Problem requirements — Each line below should be retyped exactly, with no pictures.

>> begin Input for this task

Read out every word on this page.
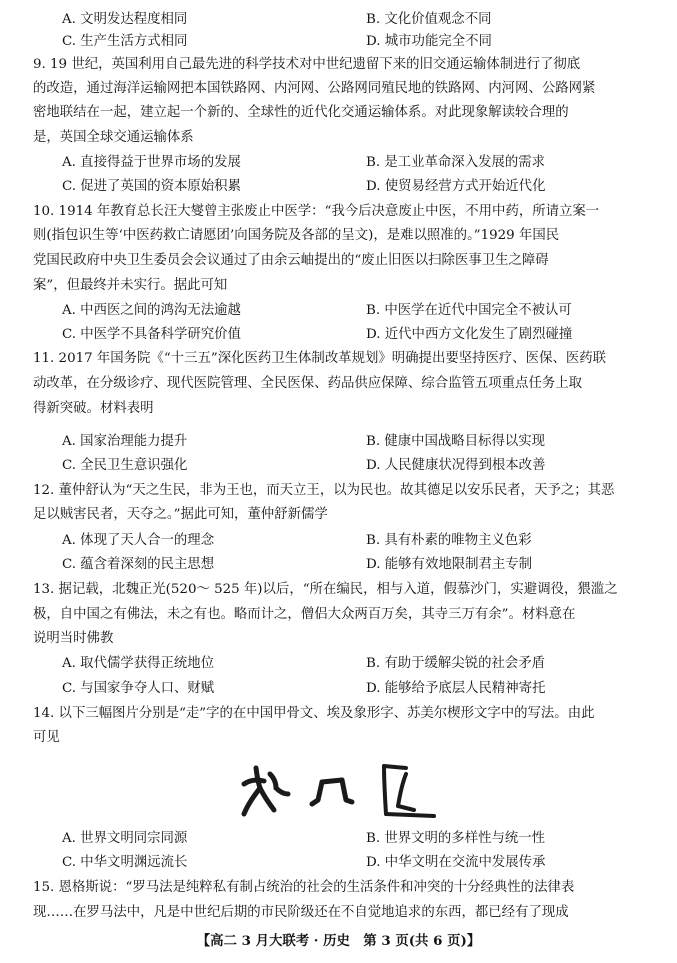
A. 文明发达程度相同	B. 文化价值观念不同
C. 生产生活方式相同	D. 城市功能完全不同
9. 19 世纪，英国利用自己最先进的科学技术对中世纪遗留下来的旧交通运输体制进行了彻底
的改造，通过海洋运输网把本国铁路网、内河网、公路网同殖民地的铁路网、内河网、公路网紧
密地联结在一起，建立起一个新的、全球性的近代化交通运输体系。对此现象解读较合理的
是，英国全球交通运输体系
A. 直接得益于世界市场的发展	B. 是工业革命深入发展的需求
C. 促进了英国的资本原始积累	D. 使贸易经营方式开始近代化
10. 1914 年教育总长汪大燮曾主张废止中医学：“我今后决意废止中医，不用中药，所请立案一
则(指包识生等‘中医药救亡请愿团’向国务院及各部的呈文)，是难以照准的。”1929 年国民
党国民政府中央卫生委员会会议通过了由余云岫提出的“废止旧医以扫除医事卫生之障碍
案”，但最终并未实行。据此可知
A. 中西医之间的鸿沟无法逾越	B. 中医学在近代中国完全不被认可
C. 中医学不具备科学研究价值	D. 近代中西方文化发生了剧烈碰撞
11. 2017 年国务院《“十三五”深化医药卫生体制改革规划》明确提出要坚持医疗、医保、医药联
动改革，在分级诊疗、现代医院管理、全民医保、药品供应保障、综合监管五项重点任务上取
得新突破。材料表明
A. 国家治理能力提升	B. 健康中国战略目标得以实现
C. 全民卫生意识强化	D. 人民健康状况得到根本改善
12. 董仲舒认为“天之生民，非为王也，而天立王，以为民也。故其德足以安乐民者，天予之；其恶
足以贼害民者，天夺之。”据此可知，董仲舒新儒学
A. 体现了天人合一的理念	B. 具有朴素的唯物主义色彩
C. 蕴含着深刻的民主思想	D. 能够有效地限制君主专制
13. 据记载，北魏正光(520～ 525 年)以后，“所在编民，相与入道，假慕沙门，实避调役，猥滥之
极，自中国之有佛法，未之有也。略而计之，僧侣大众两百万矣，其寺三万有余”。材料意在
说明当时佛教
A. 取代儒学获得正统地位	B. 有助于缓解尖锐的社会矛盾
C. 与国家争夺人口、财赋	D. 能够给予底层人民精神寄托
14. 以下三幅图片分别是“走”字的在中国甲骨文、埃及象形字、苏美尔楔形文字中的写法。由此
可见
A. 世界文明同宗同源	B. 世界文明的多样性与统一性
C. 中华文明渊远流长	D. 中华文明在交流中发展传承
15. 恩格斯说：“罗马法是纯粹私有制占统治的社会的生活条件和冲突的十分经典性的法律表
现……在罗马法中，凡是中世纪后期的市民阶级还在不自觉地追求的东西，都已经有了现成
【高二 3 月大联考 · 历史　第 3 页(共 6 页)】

>> end Input for this task

Solution to the problem —
Read out every word on this page.
A. 文明发达程度相同	B. 文化价值观念不同
C. 生产生活方式相同	D. 城市功能完全不同
9. 19 世纪，英国利用自己最先进的科学技术对中世纪遗留下来的旧交通运输体制进行了彻底
的改造，通过海洋运输网把本国铁路网、内河网、公路网同殖民地的铁路网、内河网、公路网紧
密地联结在一起，建立起一个新的、全球性的近代化交通运输体系。对此现象解读较合理的
是，英国全球交通运输体系
A. 直接得益于世界市场的发展	B. 是工业革命深入发展的需求
C. 促进了英国的资本原始积累	D. 使贸易经营方式开始近代化
10. 1914 年教育总长汪大燮曾主张废止中医学：“我今后决意废止中医，不用中药，所请立案一
则(指包识生等‘中医药救亡请愿团’向国务院及各部的呈文)，是难以照准的。”1929 年国民
党国民政府中央卫生委员会会议通过了由余云岫提出的“废止旧医以扫除医事卫生之障碍
案”，但最终并未实行。据此可知
A. 中西医之间的鸿沟无法逾越	B. 中医学在近代中国完全不被认可
C. 中医学不具备科学研究价值	D. 近代中西方文化发生了剧烈碰撞
11. 2017 年国务院《“十三五”深化医药卫生体制改革规划》明确提出要坚持医疗、医保、医药联
动改革，在分级诊疗、现代医院管理、全民医保、药品供应保障、综合监管五项重点任务上取
得新突破。材料表明
A. 国家治理能力提升	B. 健康中国战略目标得以实现
C. 全民卫生意识强化	D. 人民健康状况得到根本改善
12. 董仲舒认为“天之生民，非为王也，而天立王，以为民也。故其德足以安乐民者，天予之；其恶
足以贼害民者，天夺之。”据此可知，董仲舒新儒学
A. 体现了天人合一的理念	B. 具有朴素的唯物主义色彩
C. 蕴含着深刻的民主思想	D. 能够有效地限制君主专制
13. 据记载，北魏正光(520～ 525 年)以后，“所在编民，相与入道，假慕沙门，实避调役，猥滥之
极，自中国之有佛法，未之有也。略而计之，僧侣大众两百万矣，其寺三万有余”。材料意在
说明当时佛教
A. 取代儒学获得正统地位	B. 有助于缓解尖锐的社会矛盾
C. 与国家争夺人口、财赋	D. 能够给予底层人民精神寄托
14. 以下三幅图片分别是“走”字的在中国甲骨文、埃及象形字、苏美尔楔形文字中的写法。由此
可见
A. 世界文明同宗同源	B. 世界文明的多样性与统一性
C. 中华文明渊远流长	D. 中华文明在交流中发展传承
15. 恩格斯说：“罗马法是纯粹私有制占统治的社会的生活条件和冲突的十分经典性的法律表
现……在罗马法中，凡是中世纪后期的市民阶级还在不自觉地追求的东西，都已经有了现成
【高二 3 月大联考 · 历史　第 3 页(共 6 页)】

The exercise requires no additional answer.